» Exercise requirements
Return all lines from the listing below in which the string "Output" occurs.

Extracted records:
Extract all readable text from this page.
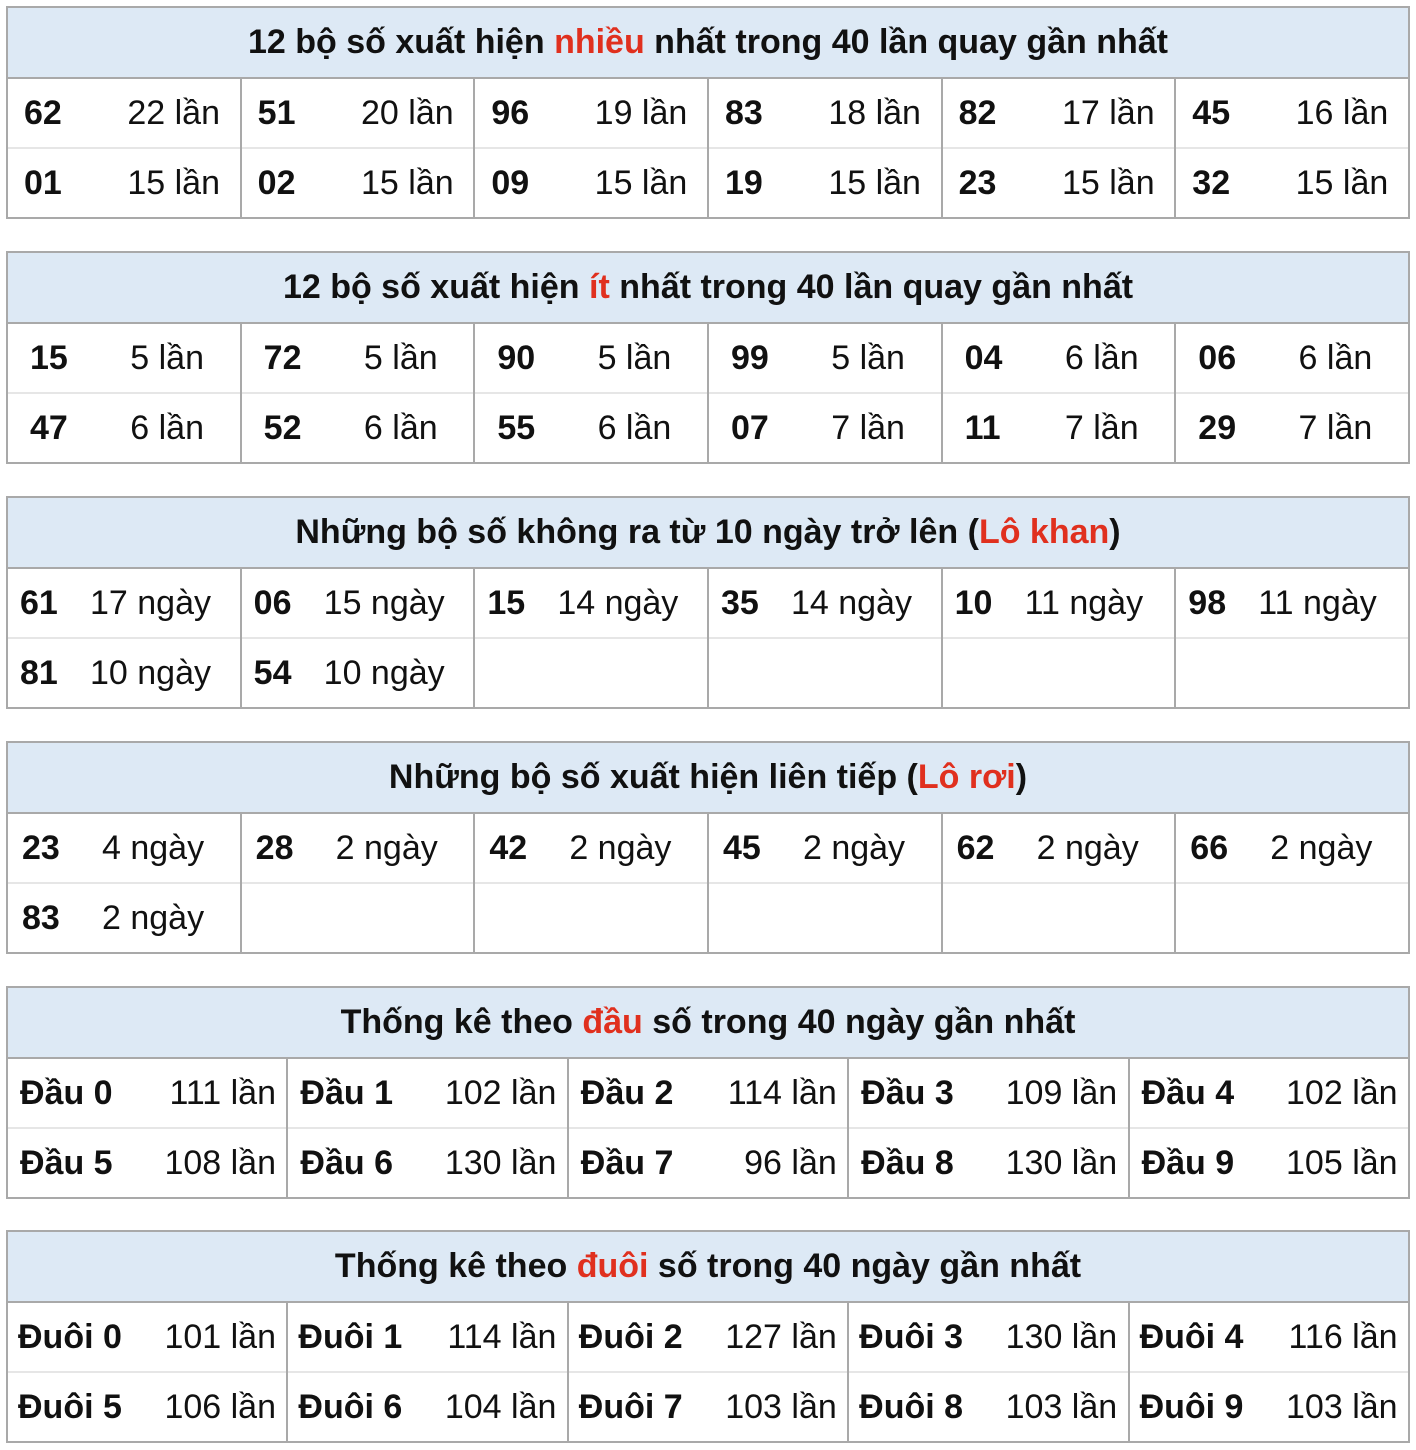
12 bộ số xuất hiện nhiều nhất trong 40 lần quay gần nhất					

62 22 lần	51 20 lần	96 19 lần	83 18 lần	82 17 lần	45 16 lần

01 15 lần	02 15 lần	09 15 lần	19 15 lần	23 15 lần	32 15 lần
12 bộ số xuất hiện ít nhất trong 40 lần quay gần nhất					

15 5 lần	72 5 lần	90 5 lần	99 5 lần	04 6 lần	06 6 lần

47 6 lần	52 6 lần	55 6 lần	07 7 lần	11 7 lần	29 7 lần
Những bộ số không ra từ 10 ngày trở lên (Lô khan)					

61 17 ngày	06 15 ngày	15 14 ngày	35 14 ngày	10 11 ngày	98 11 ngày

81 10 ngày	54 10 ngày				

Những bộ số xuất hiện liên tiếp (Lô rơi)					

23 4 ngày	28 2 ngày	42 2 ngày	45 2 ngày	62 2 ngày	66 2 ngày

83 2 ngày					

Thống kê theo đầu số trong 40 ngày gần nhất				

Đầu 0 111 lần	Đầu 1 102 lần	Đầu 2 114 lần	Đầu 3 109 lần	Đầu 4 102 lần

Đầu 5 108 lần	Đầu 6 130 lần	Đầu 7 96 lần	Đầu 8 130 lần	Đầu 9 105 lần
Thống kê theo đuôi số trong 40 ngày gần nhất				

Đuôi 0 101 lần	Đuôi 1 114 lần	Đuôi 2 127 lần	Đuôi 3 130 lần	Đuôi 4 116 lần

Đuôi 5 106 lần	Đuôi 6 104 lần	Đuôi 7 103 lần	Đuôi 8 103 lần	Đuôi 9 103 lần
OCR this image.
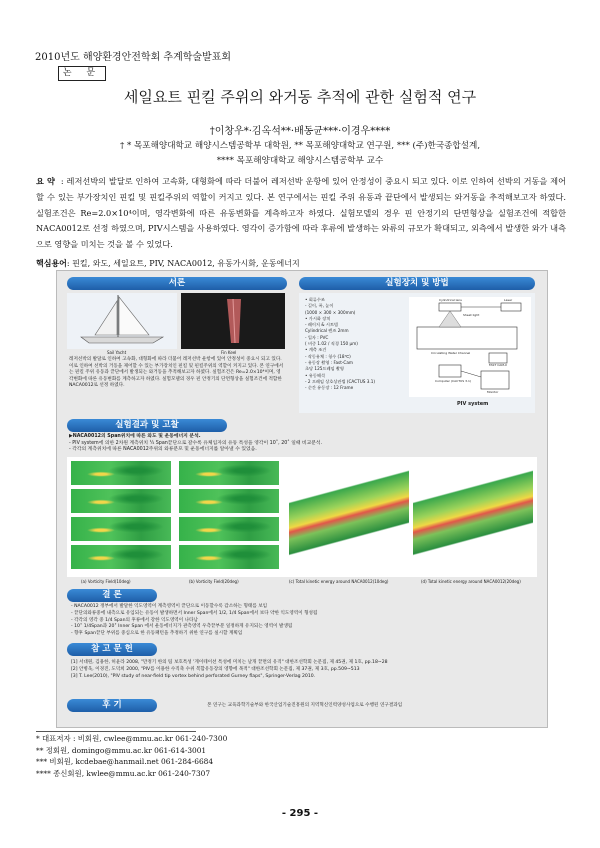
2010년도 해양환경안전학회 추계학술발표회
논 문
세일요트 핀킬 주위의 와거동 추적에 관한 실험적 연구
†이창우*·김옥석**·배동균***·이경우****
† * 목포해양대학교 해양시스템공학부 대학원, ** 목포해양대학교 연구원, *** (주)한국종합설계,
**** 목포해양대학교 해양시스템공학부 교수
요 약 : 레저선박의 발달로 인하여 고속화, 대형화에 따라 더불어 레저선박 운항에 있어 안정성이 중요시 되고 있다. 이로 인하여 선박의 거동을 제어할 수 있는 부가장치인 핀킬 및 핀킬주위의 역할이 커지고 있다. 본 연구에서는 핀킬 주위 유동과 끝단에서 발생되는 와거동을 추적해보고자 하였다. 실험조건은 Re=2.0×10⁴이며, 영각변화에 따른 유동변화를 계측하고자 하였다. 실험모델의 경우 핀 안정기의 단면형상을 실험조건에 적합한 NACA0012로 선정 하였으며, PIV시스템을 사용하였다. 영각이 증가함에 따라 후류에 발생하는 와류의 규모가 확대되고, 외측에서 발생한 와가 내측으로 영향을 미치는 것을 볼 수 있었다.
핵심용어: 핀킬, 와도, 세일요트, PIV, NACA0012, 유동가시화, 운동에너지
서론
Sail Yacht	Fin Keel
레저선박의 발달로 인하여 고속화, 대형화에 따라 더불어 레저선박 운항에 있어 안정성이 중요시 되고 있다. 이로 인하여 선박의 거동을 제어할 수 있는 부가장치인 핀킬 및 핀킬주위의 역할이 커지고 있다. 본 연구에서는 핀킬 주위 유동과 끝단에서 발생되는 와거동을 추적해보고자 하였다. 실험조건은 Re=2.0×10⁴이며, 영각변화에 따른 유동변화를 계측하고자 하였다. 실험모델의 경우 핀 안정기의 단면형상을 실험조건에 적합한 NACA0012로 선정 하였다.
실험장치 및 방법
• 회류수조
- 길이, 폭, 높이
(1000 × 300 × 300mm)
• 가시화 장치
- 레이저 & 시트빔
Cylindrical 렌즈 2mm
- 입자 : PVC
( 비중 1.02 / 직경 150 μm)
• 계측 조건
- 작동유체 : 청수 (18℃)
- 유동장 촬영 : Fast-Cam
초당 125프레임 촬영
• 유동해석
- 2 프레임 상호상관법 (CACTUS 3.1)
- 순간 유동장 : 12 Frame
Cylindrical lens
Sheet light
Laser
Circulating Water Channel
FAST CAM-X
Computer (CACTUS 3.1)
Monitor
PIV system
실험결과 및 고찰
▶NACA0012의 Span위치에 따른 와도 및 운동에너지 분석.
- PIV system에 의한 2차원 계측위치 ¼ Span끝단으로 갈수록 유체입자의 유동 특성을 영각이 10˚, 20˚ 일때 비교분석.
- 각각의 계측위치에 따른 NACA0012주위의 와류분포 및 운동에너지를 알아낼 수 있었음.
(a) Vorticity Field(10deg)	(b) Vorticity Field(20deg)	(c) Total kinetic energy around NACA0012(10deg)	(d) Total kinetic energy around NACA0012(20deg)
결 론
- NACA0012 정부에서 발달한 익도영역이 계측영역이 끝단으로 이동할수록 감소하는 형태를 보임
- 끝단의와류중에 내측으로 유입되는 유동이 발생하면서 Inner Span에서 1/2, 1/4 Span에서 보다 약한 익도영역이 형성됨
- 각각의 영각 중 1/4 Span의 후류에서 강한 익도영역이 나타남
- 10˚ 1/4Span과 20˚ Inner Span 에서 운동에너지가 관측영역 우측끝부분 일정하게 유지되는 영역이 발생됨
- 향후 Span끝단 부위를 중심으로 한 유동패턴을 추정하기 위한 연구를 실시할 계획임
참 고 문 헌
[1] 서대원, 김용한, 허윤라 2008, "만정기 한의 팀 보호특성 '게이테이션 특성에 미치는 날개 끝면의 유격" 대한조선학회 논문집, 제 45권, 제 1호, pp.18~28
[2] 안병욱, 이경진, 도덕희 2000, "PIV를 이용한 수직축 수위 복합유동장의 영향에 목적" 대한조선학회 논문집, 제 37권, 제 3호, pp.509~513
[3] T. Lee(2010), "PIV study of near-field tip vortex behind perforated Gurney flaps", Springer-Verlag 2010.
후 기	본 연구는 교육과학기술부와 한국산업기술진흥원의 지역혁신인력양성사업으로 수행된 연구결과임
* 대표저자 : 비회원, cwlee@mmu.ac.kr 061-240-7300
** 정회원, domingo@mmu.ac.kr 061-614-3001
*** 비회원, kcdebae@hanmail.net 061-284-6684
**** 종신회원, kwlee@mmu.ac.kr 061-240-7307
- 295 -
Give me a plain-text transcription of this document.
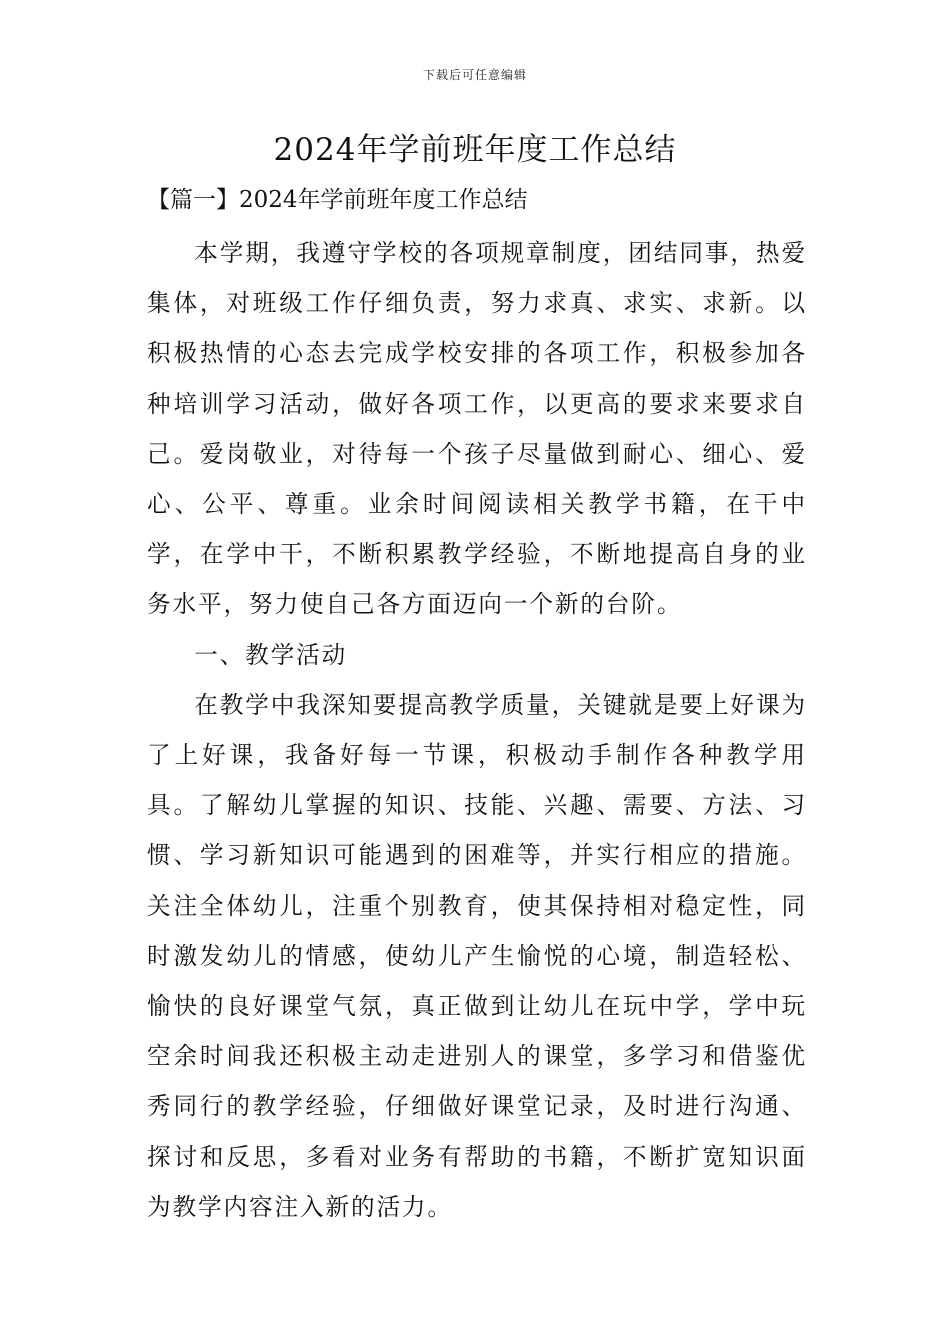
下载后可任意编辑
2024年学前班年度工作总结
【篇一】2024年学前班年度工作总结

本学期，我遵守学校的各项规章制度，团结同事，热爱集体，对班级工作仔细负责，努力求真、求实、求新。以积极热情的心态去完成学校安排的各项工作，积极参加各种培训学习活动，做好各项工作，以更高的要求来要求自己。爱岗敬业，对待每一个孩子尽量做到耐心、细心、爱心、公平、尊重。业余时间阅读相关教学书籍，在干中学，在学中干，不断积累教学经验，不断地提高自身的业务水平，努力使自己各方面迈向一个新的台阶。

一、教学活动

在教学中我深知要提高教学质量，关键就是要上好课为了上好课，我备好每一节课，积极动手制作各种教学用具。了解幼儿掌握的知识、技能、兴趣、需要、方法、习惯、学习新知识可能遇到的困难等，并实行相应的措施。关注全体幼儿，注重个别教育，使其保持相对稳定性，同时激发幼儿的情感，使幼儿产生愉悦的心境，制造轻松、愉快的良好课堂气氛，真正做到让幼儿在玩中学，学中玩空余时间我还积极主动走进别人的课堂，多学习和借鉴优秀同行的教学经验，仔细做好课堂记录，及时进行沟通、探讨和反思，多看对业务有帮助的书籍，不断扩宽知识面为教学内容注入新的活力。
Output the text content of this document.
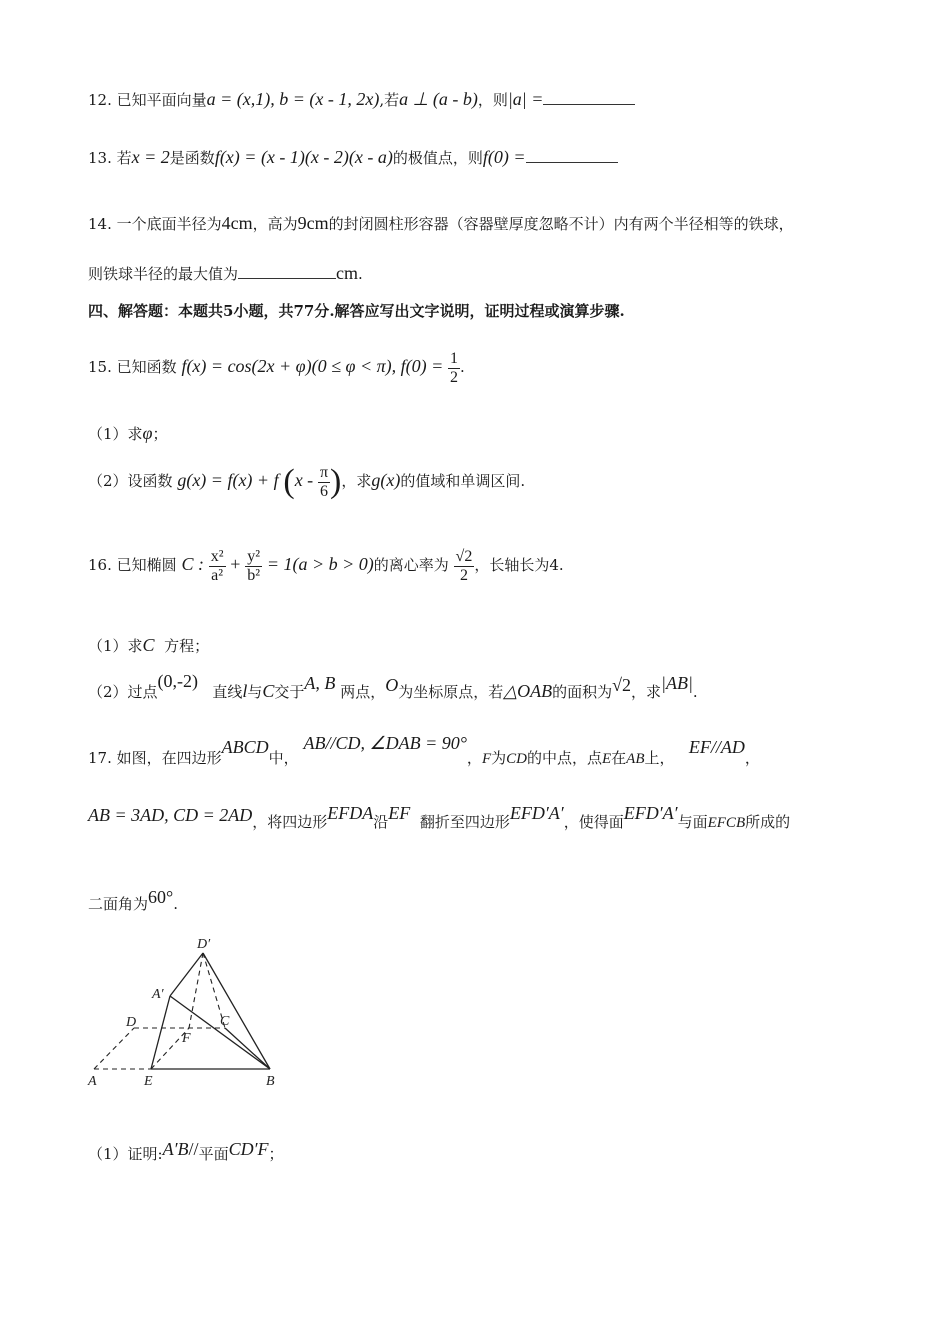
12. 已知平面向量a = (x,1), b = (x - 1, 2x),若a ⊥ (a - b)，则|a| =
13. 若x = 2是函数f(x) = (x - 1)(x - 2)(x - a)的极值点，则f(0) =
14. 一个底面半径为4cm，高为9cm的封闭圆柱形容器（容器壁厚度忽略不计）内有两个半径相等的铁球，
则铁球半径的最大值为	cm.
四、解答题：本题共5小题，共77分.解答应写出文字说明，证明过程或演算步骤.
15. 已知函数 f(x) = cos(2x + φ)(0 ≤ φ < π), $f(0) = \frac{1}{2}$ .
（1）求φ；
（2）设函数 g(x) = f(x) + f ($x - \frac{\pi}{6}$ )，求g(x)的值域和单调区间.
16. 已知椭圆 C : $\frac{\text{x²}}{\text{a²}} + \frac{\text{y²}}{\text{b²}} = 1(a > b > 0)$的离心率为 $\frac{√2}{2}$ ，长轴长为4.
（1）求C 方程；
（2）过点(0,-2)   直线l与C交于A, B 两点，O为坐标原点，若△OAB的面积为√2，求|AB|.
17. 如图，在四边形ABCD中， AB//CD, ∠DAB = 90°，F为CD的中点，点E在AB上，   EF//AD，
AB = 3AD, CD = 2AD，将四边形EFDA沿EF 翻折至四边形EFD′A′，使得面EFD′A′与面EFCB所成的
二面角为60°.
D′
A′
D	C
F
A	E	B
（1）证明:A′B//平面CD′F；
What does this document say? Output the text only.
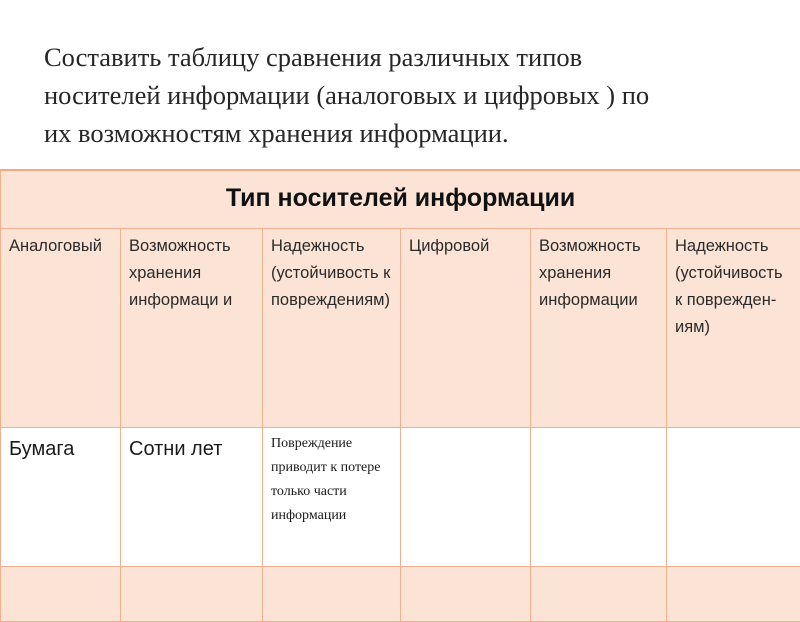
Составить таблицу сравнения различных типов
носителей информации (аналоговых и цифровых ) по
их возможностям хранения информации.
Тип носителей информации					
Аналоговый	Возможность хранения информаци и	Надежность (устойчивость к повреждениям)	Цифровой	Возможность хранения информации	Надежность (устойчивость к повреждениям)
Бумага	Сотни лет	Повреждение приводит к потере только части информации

» Written answer
Output the text content of this document.
What does this document say? Output the text only.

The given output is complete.